:: Material for this exercise ::

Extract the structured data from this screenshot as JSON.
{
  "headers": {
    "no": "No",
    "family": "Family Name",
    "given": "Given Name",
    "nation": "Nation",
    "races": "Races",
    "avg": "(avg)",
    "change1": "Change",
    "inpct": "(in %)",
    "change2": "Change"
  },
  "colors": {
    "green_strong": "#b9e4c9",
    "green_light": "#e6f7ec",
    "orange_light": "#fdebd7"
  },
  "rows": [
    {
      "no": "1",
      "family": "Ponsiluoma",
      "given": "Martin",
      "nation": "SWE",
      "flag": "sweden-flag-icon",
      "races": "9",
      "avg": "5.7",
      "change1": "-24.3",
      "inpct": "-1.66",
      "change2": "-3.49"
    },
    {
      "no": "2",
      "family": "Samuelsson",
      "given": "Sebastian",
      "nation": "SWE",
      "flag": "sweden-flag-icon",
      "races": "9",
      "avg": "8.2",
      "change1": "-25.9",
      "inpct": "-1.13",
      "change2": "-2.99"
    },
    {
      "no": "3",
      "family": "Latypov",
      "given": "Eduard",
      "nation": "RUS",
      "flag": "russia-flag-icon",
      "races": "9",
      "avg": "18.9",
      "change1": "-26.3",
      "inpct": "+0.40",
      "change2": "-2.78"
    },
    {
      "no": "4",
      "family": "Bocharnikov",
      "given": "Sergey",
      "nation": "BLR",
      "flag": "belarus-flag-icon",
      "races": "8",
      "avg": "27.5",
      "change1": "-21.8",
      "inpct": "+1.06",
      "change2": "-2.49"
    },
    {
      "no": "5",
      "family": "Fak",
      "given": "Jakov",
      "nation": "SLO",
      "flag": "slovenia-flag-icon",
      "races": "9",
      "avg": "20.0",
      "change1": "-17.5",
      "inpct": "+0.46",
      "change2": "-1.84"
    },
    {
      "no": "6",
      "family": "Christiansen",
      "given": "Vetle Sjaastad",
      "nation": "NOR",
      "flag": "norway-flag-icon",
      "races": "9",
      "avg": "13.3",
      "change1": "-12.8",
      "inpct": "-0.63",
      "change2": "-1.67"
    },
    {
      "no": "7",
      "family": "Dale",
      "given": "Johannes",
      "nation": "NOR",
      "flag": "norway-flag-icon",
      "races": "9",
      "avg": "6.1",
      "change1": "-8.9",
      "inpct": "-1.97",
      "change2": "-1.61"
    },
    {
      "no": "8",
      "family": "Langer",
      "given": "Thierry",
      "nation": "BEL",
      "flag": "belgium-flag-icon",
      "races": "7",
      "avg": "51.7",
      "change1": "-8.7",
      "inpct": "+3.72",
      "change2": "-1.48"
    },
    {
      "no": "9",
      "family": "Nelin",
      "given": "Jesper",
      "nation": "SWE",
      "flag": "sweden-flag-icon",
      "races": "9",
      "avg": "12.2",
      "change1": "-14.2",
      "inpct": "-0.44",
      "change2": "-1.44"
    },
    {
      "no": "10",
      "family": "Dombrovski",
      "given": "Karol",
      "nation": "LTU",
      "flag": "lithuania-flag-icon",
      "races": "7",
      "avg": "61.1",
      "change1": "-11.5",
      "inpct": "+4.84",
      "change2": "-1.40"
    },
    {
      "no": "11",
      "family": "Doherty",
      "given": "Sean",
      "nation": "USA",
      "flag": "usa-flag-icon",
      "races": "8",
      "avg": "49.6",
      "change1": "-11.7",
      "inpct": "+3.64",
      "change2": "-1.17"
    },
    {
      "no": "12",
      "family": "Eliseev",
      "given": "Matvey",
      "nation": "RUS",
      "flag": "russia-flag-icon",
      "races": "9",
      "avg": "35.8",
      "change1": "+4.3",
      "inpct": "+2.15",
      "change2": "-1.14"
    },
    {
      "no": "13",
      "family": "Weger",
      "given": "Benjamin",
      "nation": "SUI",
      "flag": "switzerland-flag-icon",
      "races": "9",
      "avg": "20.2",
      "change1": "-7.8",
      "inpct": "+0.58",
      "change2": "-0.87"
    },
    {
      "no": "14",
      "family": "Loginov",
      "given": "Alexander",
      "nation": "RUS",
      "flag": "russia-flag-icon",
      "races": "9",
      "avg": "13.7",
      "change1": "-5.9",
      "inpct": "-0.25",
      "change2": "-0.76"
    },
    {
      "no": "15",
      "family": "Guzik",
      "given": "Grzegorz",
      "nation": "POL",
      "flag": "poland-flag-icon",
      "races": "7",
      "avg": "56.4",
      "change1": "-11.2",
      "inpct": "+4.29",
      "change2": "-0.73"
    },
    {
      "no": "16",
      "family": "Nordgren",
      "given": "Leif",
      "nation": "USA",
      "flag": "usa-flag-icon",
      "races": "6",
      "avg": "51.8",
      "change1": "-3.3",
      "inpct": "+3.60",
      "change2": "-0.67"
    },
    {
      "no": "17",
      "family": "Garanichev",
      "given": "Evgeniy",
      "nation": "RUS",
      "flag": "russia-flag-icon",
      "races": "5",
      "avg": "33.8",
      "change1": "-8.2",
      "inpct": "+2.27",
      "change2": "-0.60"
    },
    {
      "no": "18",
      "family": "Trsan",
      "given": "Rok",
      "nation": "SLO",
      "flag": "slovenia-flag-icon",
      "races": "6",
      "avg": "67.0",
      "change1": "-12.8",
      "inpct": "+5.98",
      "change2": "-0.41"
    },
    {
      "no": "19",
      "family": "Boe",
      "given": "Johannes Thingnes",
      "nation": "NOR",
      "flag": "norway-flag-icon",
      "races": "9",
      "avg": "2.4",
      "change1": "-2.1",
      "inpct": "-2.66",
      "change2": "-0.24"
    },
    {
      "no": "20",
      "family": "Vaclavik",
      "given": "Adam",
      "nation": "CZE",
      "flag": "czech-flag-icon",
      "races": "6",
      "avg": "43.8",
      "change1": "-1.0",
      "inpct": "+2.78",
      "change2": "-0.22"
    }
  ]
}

:::

| What is expected |
Transcribe each record exactly. Leave nothing out.

| Task answer |
Extract the structured data from this screenshot as JSON.
{
  "headers": {
    "no": "No",
    "family": "Family Name",
    "given": "Given Name",
    "nation": "Nation",
    "races": "Races",
    "avg": "(avg)",
    "change1": "Change",
    "inpct": "(in %)",
    "change2": "Change"
  },
  "colors": {
    "green_strong": "#b9e4c9",
    "green_light": "#e6f7ec",
    "orange_light": "#fdebd7"
  },
  "rows": [
    {
      "no": "1",
      "family": "Ponsiluoma",
      "given": "Martin",
      "nation": "SWE",
      "flag": "sweden-flag-icon",
      "races": "9",
      "avg": "5.7",
      "change1": "-24.3",
      "inpct": "-1.66",
      "change2": "-3.49"
    },
    {
      "no": "2",
      "family": "Samuelsson",
      "given": "Sebastian",
      "nation": "SWE",
      "flag": "sweden-flag-icon",
      "races": "9",
      "avg": "8.2",
      "change1": "-25.9",
      "inpct": "-1.13",
      "change2": "-2.99"
    },
    {
      "no": "3",
      "family": "Latypov",
      "given": "Eduard",
      "nation": "RUS",
      "flag": "russia-flag-icon",
      "races": "9",
      "avg": "18.9",
      "change1": "-26.3",
      "inpct": "+0.40",
      "change2": "-2.78"
    },
    {
      "no": "4",
      "family": "Bocharnikov",
      "given": "Sergey",
      "nation": "BLR",
      "flag": "belarus-flag-icon",
      "races": "8",
      "avg": "27.5",
      "change1": "-21.8",
      "inpct": "+1.06",
      "change2": "-2.49"
    },
    {
      "no": "5",
      "family": "Fak",
      "given": "Jakov",
      "nation": "SLO",
      "flag": "slovenia-flag-icon",
      "races": "9",
      "avg": "20.0",
      "change1": "-17.5",
      "inpct": "+0.46",
      "change2": "-1.84"
    },
    {
      "no": "6",
      "family": "Christiansen",
      "given": "Vetle Sjaastad",
      "nation": "NOR",
      "flag": "norway-flag-icon",
      "races": "9",
      "avg": "13.3",
      "change1": "-12.8",
      "inpct": "-0.63",
      "change2": "-1.67"
    },
    {
      "no": "7",
      "family": "Dale",
      "given": "Johannes",
      "nation": "NOR",
      "flag": "norway-flag-icon",
      "races": "9",
      "avg": "6.1",
      "change1": "-8.9",
      "inpct": "-1.97",
      "change2": "-1.61"
    },
    {
      "no": "8",
      "family": "Langer",
      "given": "Thierry",
      "nation": "BEL",
      "flag": "belgium-flag-icon",
      "races": "7",
      "avg": "51.7",
      "change1": "-8.7",
      "inpct": "+3.72",
      "change2": "-1.48"
    },
    {
      "no": "9",
      "family": "Nelin",
      "given": "Jesper",
      "nation": "SWE",
      "flag": "sweden-flag-icon",
      "races": "9",
      "avg": "12.2",
      "change1": "-14.2",
      "inpct": "-0.44",
      "change2": "-1.44"
    },
    {
      "no": "10",
      "family": "Dombrovski",
      "given": "Karol",
      "nation": "LTU",
      "flag": "lithuania-flag-icon",
      "races": "7",
      "avg": "61.1",
      "change1": "-11.5",
      "inpct": "+4.84",
      "change2": "-1.40"
    },
    {
      "no": "11",
      "family": "Doherty",
      "given": "Sean",
      "nation": "USA",
      "flag": "usa-flag-icon",
      "races": "8",
      "avg": "49.6",
      "change1": "-11.7",
      "inpct": "+3.64",
      "change2": "-1.17"
    },
    {
      "no": "12",
      "family": "Eliseev",
      "given": "Matvey",
      "nation": "RUS",
      "flag": "russia-flag-icon",
      "races": "9",
      "avg": "35.8",
      "change1": "+4.3",
      "inpct": "+2.15",
      "change2": "-1.14"
    },
    {
      "no": "13",
      "family": "Weger",
      "given": "Benjamin",
      "nation": "SUI",
      "flag": "switzerland-flag-icon",
      "races": "9",
      "avg": "20.2",
      "change1": "-7.8",
      "inpct": "+0.58",
      "change2": "-0.87"
    },
    {
      "no": "14",
      "family": "Loginov",
      "given": "Alexander",
      "nation": "RUS",
      "flag": "russia-flag-icon",
      "races": "9",
      "avg": "13.7",
      "change1": "-5.9",
      "inpct": "-0.25",
      "change2": "-0.76"
    },
    {
      "no": "15",
      "family": "Guzik",
      "given": "Grzegorz",
      "nation": "POL",
      "flag": "poland-flag-icon",
      "races": "7",
      "avg": "56.4",
      "change1": "-11.2",
      "inpct": "+4.29",
      "change2": "-0.73"
    },
    {
      "no": "16",
      "family": "Nordgren",
      "given": "Leif",
      "nation": "USA",
      "flag": "usa-flag-icon",
      "races": "6",
      "avg": "51.8",
      "change1": "-3.3",
      "inpct": "+3.60",
      "change2": "-0.67"
    },
    {
      "no": "17",
      "family": "Garanichev",
      "given": "Evgeniy",
      "nation": "RUS",
      "flag": "russia-flag-icon",
      "races": "5",
      "avg": "33.8",
      "change1": "-8.2",
      "inpct": "+2.27",
      "change2": "-0.60"
    },
    {
      "no": "18",
      "family": "Trsan",
      "given": "Rok",
      "nation": "SLO",
      "flag": "slovenia-flag-icon",
      "races": "6",
      "avg": "67.0",
      "change1": "-12.8",
      "inpct": "+5.98",
      "change2": "-0.41"
    },
    {
      "no": "19",
      "family": "Boe",
      "given": "Johannes Thingnes",
      "nation": "NOR",
      "flag": "norway-flag-icon",
      "races": "9",
      "avg": "2.4",
      "change1": "-2.1",
      "inpct": "-2.66",
      "change2": "-0.24"
    },
    {
      "no": "20",
      "family": "Vaclavik",
      "given": "Adam",
      "nation": "CZE",
      "flag": "czech-flag-icon",
      "races": "6",
      "avg": "43.8",
      "change1": "-1.0",
      "inpct": "+2.78",
      "change2": "-0.22"
    }
  ]
}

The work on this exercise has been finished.